%%

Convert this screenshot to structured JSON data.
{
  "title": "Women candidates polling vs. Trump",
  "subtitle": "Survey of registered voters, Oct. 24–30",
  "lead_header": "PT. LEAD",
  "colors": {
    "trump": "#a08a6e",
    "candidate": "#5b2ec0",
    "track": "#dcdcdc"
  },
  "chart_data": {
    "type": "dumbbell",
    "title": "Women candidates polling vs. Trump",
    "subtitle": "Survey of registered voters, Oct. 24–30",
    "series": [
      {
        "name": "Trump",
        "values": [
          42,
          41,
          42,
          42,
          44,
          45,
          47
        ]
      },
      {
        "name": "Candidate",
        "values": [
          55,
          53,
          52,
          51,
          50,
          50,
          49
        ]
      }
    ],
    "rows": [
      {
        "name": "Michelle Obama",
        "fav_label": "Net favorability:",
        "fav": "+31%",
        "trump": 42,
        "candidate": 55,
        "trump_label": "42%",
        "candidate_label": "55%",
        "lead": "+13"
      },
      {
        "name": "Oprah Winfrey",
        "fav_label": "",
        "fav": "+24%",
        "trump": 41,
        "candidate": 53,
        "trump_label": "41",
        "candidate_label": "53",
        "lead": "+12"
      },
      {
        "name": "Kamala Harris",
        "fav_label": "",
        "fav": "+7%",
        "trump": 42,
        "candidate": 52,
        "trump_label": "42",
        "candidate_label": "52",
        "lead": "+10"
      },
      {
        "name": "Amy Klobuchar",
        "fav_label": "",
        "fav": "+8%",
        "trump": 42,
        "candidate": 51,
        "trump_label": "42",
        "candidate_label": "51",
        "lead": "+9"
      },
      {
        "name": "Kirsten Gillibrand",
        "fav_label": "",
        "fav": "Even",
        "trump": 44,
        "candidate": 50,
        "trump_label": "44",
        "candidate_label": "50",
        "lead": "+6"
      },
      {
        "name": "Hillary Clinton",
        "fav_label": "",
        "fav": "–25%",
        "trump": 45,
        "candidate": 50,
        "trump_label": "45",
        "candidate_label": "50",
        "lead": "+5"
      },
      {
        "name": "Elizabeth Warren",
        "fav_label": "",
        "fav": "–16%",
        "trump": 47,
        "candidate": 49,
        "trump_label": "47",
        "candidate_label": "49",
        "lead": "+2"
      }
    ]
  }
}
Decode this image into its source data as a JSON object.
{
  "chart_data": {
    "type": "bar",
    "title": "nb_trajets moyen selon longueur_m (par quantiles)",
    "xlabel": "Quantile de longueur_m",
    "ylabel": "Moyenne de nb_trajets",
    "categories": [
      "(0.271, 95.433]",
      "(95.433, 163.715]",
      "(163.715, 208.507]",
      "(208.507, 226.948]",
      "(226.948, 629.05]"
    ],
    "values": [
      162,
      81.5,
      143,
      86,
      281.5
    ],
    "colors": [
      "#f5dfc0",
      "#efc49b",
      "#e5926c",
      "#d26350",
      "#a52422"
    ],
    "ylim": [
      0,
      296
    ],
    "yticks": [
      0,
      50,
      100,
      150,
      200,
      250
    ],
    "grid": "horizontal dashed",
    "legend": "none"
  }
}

%%

All of the data shown above must be copied exactly.

Solution for this task
Convert this screenshot to structured JSON data.
{
  "title": "Women candidates polling vs. Trump",
  "subtitle": "Survey of registered voters, Oct. 24–30",
  "lead_header": "PT. LEAD",
  "colors": {
    "trump": "#a08a6e",
    "candidate": "#5b2ec0",
    "track": "#dcdcdc"
  },
  "chart_data": {
    "type": "dumbbell",
    "title": "Women candidates polling vs. Trump",
    "subtitle": "Survey of registered voters, Oct. 24–30",
    "series": [
      {
        "name": "Trump",
        "values": [
          42,
          41,
          42,
          42,
          44,
          45,
          47
        ]
      },
      {
        "name": "Candidate",
        "values": [
          55,
          53,
          52,
          51,
          50,
          50,
          49
        ]
      }
    ],
    "rows": [
      {
        "name": "Michelle Obama",
        "fav_label": "Net favorability:",
        "fav": "+31%",
        "trump": 42,
        "candidate": 55,
        "trump_label": "42%",
        "candidate_label": "55%",
        "lead": "+13"
      },
      {
        "name": "Oprah Winfrey",
        "fav_label": "",
        "fav": "+24%",
        "trump": 41,
        "candidate": 53,
        "trump_label": "41",
        "candidate_label": "53",
        "lead": "+12"
      },
      {
        "name": "Kamala Harris",
        "fav_label": "",
        "fav": "+7%",
        "trump": 42,
        "candidate": 52,
        "trump_label": "42",
        "candidate_label": "52",
        "lead": "+10"
      },
      {
        "name": "Amy Klobuchar",
        "fav_label": "",
        "fav": "+8%",
        "trump": 42,
        "candidate": 51,
        "trump_label": "42",
        "candidate_label": "51",
        "lead": "+9"
      },
      {
        "name": "Kirsten Gillibrand",
        "fav_label": "",
        "fav": "Even",
        "trump": 44,
        "candidate": 50,
        "trump_label": "44",
        "candidate_label": "50",
        "lead": "+6"
      },
      {
        "name": "Hillary Clinton",
        "fav_label": "",
        "fav": "–25%",
        "trump": 45,
        "candidate": 50,
        "trump_label": "45",
        "candidate_label": "50",
        "lead": "+5"
      },
      {
        "name": "Elizabeth Warren",
        "fav_label": "",
        "fav": "–16%",
        "trump": 47,
        "candidate": 49,
        "trump_label": "47",
        "candidate_label": "49",
        "lead": "+2"
      }
    ]
  }
}
Decode this image into its source data as a JSON object.
{
  "chart_data": {
    "type": "bar",
    "title": "nb_trajets moyen selon longueur_m (par quantiles)",
    "xlabel": "Quantile de longueur_m",
    "ylabel": "Moyenne de nb_trajets",
    "categories": [
      "(0.271, 95.433]",
      "(95.433, 163.715]",
      "(163.715, 208.507]",
      "(208.507, 226.948]",
      "(226.948, 629.05]"
    ],
    "values": [
      162,
      81.5,
      143,
      86,
      281.5
    ],
    "colors": [
      "#f5dfc0",
      "#efc49b",
      "#e5926c",
      "#d26350",
      "#a52422"
    ],
    "ylim": [
      0,
      296
    ],
    "yticks": [
      0,
      50,
      100,
      150,
      200,
      250
    ],
    "grid": "horizontal dashed",
    "legend": "none"
  }
}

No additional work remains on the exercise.